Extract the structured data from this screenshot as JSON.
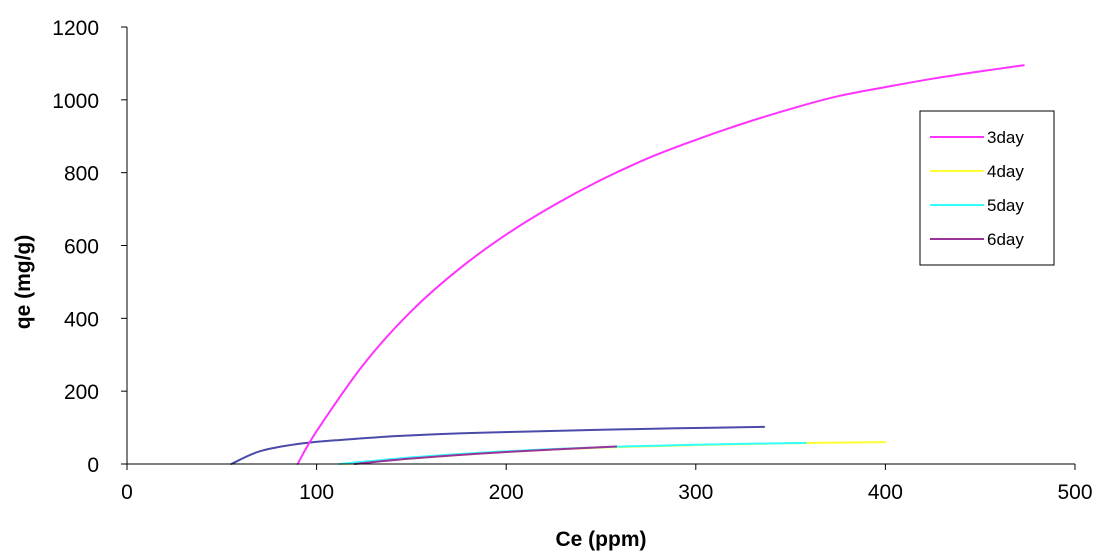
{
  "chart_data": {
    "type": "line",
    "title": "",
    "xlabel": "Ce (ppm)",
    "ylabel": "qe (mg/g)",
    "xlim": [
      0,
      500
    ],
    "ylim": [
      0,
      1200
    ],
    "xticks": [
      0,
      100,
      200,
      300,
      400,
      500
    ],
    "yticks": [
      0,
      200,
      400,
      600,
      800,
      1000,
      1200
    ],
    "grid": false,
    "legend": {
      "position": "top-right"
    },
    "series": [
      {
        "name": "3day",
        "color": "#ff33ff",
        "x": [
          90,
          100,
          125,
          150,
          175,
          200,
          225,
          250,
          275,
          300,
          325,
          350,
          375,
          400,
          425,
          450,
          473
        ],
        "y": [
          0,
          90,
          275,
          420,
          535,
          630,
          710,
          780,
          840,
          890,
          935,
          975,
          1010,
          1035,
          1058,
          1078,
          1095
        ]
      },
      {
        "name": "4day",
        "color": "#ffff33",
        "x": [
          115,
          150,
          200,
          250,
          300,
          350,
          400
        ],
        "y": [
          0,
          15,
          33,
          45,
          52,
          57,
          60
        ]
      },
      {
        "name": "5day",
        "color": "#33ffff",
        "x": [
          112,
          150,
          200,
          250,
          300,
          358
        ],
        "y": [
          0,
          18,
          35,
          46,
          53,
          58
        ]
      },
      {
        "name": "6day",
        "color": "#993399",
        "x": [
          120,
          150,
          200,
          258
        ],
        "y": [
          0,
          15,
          33,
          48
        ]
      },
      {
        "name": "",
        "color": "#4a4aa8",
        "x": [
          55,
          70,
          90,
          110,
          140,
          175,
          210,
          250,
          290,
          336
        ],
        "y": [
          0,
          35,
          55,
          65,
          76,
          84,
          89,
          94,
          98,
          102
        ]
      }
    ]
  }
}
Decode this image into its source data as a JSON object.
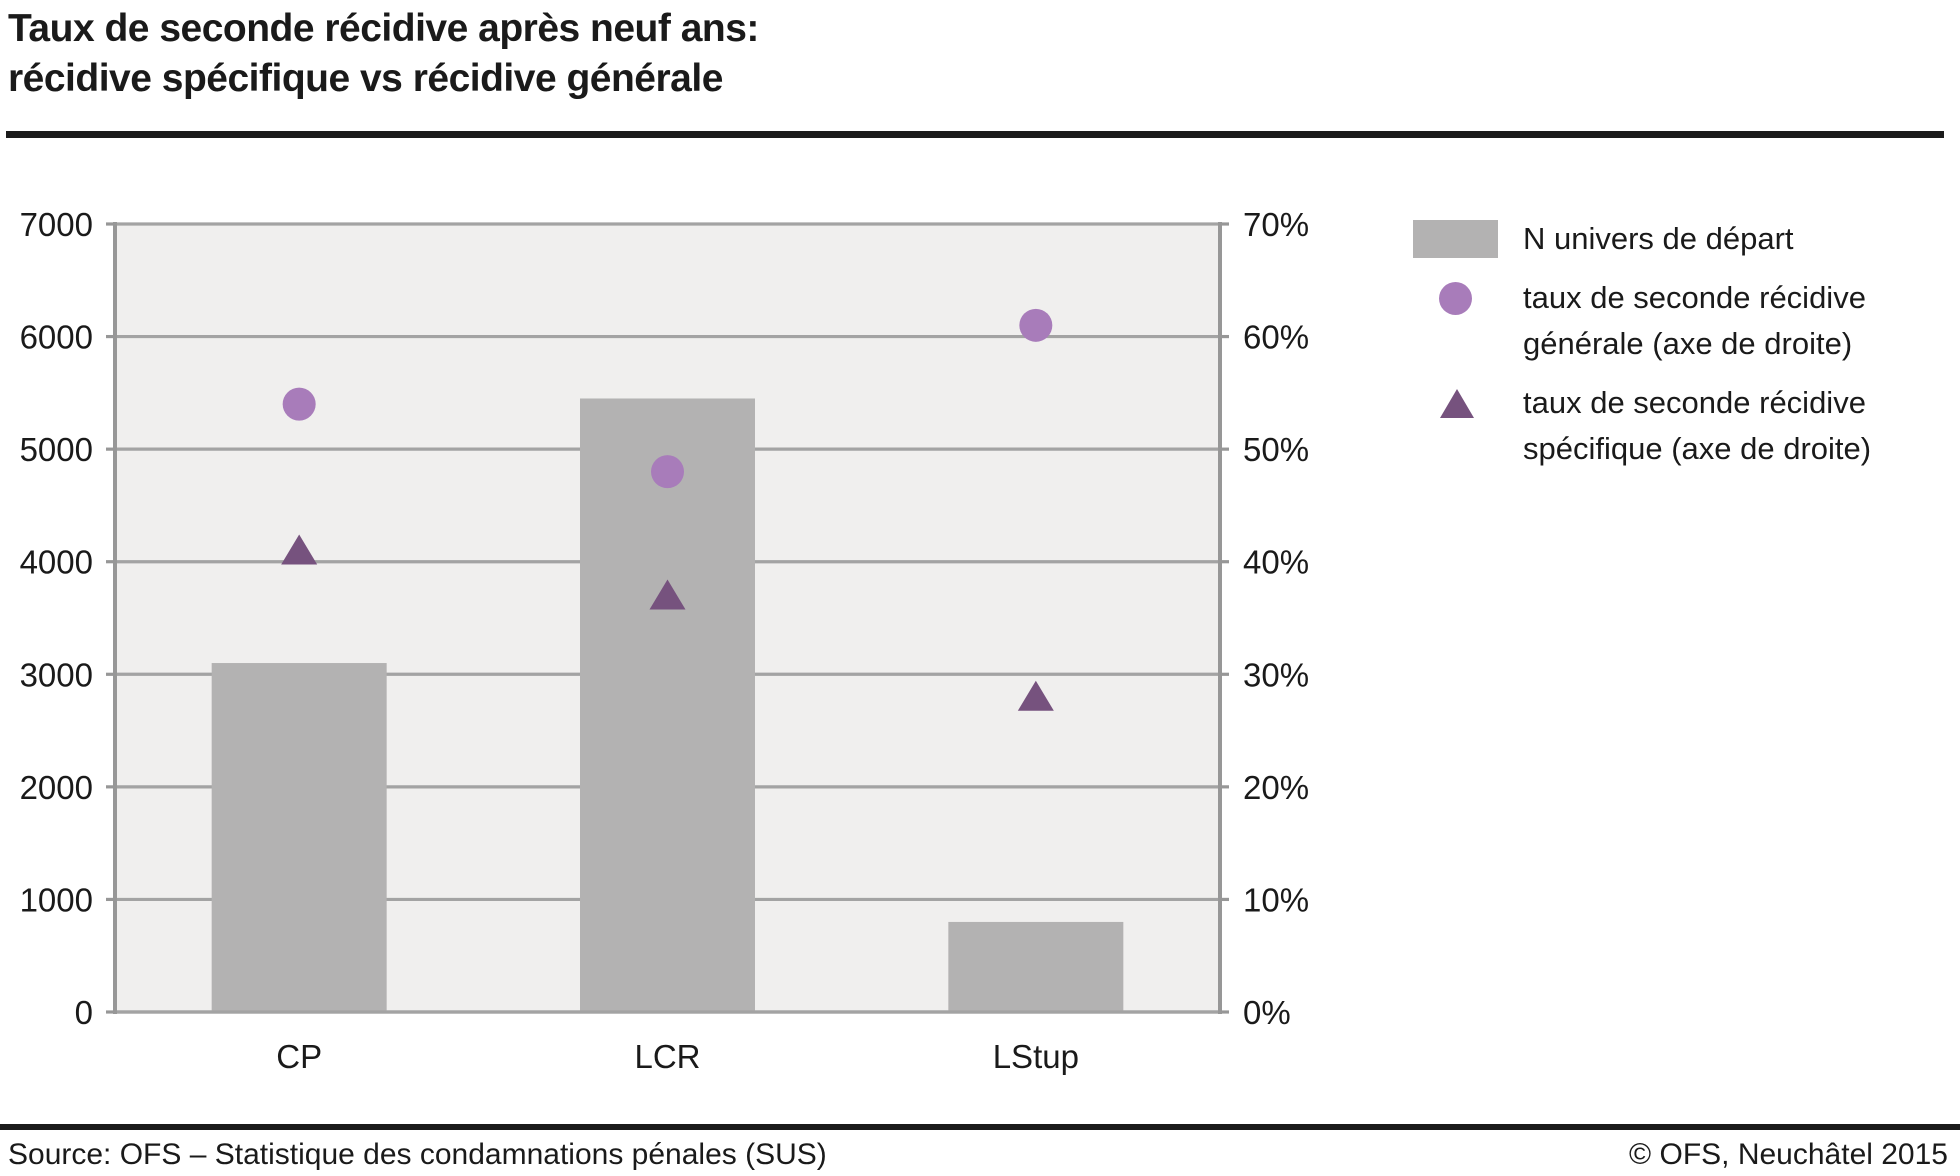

■ Goal
Quote the records above in full, dropping each picture.

■ Result of this exercise
Extract the structured data from this screenshot as JSON.
{
  "chart_data": {
    "type": "line",
    "title": "",
    "xlabel": "Ce (ppm)",
    "ylabel": "qe (mg/g)",
    "xlim": [
      0,
      500
    ],
    "ylim": [
      0,
      1200
    ],
    "xticks": [
      0,
      100,
      200,
      300,
      400,
      500
    ],
    "yticks": [
      0,
      200,
      400,
      600,
      800,
      1000,
      1200
    ],
    "grid": false,
    "legend": {
      "position": "top-right"
    },
    "series": [
      {
        "name": "3day",
        "color": "#ff33ff",
        "x": [
          90,
          100,
          125,
          150,
          175,
          200,
          225,
          250,
          275,
          300,
          325,
          350,
          375,
          400,
          425,
          450,
          473
        ],
        "y": [
          0,
          90,
          275,
          420,
          535,
          630,
          710,
          780,
          840,
          890,
          935,
          975,
          1010,
          1035,
          1058,
          1078,
          1095
        ]
      },
      {
        "name": "4day",
        "color": "#ffff33",
        "x": [
          115,
          150,
          200,
          250,
          300,
          350,
          400
        ],
        "y": [
          0,
          15,
          33,
          45,
          52,
          57,
          60
        ]
      },
      {
        "name": "5day",
        "color": "#33ffff",
        "x": [
          112,
          150,
          200,
          250,
          300,
          358
        ],
        "y": [
          0,
          18,
          35,
          46,
          53,
          58
        ]
      },
      {
        "name": "6day",
        "color": "#993399",
        "x": [
          120,
          150,
          200,
          258
        ],
        "y": [
          0,
          15,
          33,
          48
        ]
      },
      {
        "name": "",
        "color": "#4a4aa8",
        "x": [
          55,
          70,
          90,
          110,
          140,
          175,
          210,
          250,
          290,
          336
        ],
        "y": [
          0,
          35,
          55,
          65,
          76,
          84,
          89,
          94,
          98,
          102
        ]
      }
    ]
  }
}
Decode this image into its source data as a JSON object.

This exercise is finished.